### [What is needed]
Show all lines from the listing below that contain "content".

### [Task material]
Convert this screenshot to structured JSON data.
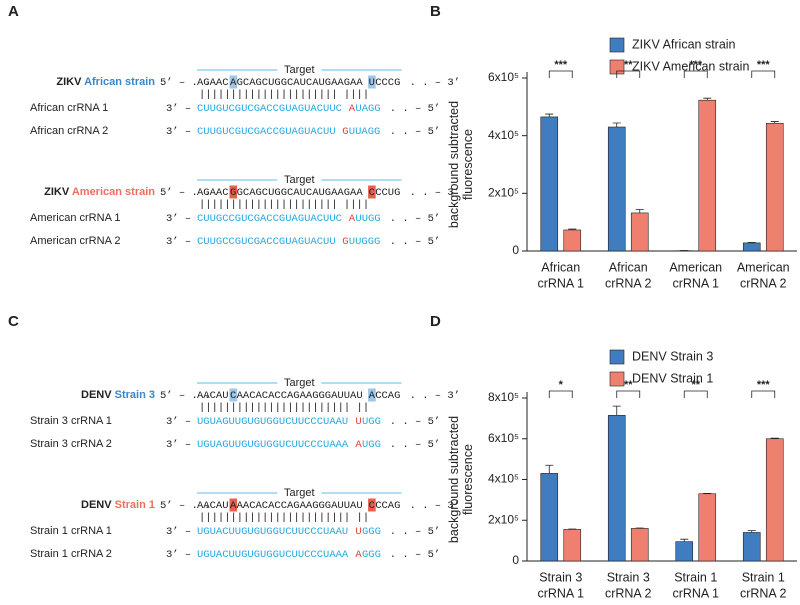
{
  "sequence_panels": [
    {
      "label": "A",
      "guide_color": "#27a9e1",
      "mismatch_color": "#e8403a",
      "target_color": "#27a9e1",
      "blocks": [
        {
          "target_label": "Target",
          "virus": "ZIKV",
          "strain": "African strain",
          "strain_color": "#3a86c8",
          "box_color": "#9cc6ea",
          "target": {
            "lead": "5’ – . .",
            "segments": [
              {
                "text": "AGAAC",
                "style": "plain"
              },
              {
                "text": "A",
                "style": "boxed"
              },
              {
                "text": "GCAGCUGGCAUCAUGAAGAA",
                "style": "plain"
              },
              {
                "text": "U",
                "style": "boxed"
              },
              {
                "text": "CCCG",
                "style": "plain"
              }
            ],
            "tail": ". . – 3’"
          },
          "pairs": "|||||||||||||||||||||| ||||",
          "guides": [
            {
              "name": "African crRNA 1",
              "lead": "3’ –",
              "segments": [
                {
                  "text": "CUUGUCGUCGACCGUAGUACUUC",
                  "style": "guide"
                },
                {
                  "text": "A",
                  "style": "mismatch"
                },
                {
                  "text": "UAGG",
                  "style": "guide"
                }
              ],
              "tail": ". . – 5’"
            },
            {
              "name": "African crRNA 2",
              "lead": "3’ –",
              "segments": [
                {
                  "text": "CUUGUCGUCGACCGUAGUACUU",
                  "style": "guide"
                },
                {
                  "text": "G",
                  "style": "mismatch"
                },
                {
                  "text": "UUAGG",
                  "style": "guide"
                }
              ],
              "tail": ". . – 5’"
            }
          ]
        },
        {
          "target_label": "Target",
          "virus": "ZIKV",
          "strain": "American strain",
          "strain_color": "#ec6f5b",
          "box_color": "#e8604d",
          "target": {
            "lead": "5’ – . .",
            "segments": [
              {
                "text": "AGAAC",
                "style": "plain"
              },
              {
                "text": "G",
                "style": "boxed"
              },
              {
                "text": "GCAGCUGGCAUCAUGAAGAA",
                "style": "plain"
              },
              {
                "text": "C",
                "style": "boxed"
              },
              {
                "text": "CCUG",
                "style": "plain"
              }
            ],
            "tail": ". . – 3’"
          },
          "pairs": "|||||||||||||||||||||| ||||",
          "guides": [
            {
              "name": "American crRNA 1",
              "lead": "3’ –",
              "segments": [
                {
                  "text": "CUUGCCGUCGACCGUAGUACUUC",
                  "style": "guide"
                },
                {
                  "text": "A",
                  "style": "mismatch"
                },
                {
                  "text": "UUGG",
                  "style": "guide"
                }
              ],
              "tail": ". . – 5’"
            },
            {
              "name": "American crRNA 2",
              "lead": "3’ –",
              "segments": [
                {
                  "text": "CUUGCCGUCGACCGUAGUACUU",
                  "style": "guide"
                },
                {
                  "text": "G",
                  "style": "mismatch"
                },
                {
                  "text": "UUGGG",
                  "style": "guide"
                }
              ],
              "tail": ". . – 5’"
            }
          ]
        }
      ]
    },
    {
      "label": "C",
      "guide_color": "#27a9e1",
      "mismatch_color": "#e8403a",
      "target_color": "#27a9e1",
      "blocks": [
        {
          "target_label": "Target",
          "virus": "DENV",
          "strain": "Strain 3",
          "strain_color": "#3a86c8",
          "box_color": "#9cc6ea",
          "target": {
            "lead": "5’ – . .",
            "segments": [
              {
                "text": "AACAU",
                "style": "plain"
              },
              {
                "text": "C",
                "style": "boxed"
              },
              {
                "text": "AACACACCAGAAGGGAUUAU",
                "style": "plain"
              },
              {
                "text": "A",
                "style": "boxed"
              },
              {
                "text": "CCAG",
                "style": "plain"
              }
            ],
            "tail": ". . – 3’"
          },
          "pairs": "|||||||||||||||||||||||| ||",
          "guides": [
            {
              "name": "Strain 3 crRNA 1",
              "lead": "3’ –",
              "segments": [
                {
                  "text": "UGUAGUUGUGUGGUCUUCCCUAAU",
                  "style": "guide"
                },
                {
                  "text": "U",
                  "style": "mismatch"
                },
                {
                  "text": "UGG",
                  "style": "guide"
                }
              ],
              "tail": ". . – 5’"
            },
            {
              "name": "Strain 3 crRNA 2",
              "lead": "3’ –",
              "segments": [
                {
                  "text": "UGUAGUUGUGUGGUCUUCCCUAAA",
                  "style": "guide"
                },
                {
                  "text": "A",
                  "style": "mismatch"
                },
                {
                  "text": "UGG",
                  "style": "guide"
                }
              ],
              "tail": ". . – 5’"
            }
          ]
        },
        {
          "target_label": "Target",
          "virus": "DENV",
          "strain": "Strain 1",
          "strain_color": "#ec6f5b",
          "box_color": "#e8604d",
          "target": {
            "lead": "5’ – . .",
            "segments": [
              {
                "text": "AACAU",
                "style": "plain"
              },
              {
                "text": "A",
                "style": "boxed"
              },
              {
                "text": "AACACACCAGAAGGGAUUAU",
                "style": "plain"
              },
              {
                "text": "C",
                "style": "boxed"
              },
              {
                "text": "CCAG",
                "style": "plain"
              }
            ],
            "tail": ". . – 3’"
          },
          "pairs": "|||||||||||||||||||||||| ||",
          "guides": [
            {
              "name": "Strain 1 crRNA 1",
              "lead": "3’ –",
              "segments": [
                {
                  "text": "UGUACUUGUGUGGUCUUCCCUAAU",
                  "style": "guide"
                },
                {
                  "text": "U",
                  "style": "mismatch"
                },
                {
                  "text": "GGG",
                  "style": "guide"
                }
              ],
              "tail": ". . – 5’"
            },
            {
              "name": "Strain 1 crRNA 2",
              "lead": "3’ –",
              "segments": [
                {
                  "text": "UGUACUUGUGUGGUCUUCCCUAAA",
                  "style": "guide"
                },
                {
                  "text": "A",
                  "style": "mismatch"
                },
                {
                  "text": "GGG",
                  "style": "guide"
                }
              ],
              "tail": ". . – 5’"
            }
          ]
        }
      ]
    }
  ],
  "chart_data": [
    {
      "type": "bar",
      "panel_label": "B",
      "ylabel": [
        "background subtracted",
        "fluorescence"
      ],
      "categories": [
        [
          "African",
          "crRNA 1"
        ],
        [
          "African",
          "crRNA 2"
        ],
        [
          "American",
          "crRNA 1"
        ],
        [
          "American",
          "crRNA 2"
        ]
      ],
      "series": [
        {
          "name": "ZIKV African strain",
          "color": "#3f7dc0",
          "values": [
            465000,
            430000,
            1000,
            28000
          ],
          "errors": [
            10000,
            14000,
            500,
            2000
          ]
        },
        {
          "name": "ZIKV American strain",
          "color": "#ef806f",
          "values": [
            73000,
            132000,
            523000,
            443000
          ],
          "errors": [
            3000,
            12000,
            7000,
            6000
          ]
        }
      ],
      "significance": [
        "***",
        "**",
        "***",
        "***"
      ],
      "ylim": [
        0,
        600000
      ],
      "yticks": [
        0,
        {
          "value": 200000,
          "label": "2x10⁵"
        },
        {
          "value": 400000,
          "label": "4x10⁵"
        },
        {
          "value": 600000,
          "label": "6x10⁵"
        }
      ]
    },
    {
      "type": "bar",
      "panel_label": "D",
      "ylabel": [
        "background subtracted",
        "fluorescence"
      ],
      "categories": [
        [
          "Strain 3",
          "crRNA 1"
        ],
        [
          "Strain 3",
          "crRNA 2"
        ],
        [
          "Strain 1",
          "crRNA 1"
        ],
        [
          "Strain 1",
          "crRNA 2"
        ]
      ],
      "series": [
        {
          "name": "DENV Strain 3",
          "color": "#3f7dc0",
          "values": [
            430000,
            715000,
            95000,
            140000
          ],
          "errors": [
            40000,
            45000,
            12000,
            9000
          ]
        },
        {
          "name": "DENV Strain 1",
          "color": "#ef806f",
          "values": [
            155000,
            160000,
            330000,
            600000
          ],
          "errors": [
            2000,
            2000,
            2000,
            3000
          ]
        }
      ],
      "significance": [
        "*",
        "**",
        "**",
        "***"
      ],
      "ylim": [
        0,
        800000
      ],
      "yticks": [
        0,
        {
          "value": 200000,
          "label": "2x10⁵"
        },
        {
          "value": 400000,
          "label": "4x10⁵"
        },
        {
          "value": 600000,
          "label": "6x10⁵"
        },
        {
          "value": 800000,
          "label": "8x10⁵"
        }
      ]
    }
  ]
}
* * *
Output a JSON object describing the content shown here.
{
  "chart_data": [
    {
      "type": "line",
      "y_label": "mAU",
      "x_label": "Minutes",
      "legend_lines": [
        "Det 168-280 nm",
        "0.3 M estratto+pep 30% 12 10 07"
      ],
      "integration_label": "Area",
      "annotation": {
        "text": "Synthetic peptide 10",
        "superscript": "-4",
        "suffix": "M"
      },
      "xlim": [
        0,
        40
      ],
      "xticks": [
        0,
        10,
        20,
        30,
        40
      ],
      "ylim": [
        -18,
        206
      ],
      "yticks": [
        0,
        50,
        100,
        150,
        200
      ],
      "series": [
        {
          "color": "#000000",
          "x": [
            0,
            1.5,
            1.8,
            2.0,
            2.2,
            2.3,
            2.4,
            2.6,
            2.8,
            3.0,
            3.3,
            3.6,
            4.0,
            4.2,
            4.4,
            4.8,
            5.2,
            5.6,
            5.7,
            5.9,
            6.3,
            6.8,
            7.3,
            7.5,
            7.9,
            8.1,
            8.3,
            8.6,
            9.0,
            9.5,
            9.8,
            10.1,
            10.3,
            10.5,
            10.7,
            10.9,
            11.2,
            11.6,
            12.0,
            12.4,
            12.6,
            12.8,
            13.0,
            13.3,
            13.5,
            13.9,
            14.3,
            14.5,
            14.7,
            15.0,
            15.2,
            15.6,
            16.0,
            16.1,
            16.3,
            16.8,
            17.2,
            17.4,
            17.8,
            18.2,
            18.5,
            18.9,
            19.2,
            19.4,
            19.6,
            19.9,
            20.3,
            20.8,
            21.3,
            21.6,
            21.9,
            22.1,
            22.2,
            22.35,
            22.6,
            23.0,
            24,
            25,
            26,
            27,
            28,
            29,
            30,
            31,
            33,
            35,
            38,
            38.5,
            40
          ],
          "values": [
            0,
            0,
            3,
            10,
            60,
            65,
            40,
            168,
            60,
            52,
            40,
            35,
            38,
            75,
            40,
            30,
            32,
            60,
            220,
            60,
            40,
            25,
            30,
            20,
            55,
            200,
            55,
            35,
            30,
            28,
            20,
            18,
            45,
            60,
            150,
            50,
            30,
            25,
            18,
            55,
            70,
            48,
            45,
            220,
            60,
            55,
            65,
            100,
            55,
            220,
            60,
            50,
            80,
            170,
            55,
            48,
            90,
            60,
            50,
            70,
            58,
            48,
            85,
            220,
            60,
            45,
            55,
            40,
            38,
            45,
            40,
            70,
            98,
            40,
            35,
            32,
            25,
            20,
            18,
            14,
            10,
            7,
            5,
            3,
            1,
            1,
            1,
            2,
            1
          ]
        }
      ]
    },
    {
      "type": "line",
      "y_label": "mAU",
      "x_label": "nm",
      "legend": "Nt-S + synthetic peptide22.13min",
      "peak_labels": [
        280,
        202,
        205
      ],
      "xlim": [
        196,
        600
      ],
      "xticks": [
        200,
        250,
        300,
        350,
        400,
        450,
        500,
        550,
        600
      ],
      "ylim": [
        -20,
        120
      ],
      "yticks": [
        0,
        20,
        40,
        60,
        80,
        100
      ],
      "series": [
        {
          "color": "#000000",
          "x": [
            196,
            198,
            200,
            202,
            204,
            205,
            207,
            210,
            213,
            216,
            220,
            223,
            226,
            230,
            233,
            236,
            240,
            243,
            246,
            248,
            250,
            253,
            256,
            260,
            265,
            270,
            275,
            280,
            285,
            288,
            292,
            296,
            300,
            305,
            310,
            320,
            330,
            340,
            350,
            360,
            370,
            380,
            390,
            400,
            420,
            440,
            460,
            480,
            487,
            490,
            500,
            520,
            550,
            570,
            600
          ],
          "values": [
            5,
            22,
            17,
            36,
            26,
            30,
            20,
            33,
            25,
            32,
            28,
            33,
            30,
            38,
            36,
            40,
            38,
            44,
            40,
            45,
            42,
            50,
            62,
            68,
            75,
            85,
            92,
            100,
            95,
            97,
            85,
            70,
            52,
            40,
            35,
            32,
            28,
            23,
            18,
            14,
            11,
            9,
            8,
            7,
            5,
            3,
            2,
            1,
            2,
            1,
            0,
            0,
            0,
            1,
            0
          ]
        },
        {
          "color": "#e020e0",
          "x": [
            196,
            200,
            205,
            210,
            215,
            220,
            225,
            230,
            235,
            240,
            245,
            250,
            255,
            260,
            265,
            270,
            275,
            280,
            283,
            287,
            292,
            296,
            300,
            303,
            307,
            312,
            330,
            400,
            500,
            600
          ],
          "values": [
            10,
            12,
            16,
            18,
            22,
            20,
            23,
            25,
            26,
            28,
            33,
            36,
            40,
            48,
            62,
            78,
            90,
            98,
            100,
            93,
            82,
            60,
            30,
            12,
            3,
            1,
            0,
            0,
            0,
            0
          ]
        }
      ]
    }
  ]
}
==
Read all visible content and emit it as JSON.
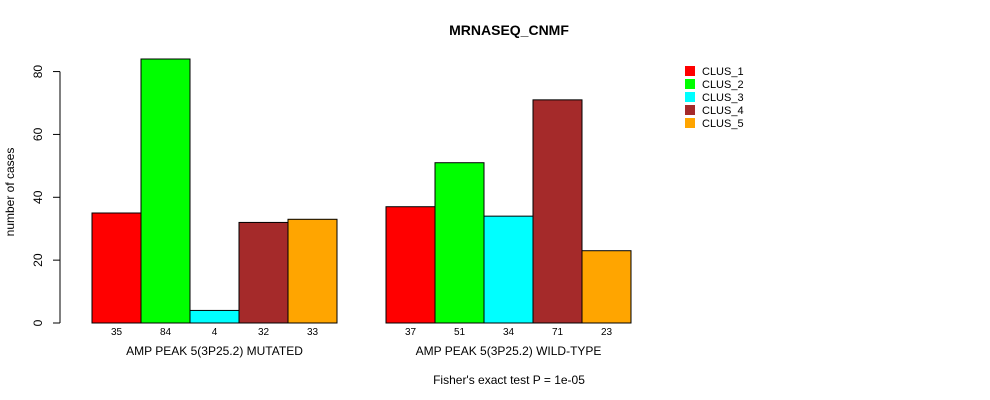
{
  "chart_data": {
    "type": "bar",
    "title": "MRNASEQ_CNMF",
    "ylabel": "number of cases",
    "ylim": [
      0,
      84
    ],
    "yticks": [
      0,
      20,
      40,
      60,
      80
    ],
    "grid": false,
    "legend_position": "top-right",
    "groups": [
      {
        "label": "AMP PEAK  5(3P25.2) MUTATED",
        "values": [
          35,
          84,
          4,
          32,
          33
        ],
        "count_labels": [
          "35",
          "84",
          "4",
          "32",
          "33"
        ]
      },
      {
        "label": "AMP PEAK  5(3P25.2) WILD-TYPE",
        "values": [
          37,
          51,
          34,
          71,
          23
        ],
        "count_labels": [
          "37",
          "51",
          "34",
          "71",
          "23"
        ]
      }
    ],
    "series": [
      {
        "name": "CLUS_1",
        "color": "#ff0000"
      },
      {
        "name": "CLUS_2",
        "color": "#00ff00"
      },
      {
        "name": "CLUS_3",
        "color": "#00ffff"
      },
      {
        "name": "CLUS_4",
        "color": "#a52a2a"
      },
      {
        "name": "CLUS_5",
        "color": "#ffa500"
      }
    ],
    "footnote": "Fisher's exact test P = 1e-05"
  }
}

### [Your solution]
Output a JSON object describing the content shown here.
Read all visible content and emit it as JSON.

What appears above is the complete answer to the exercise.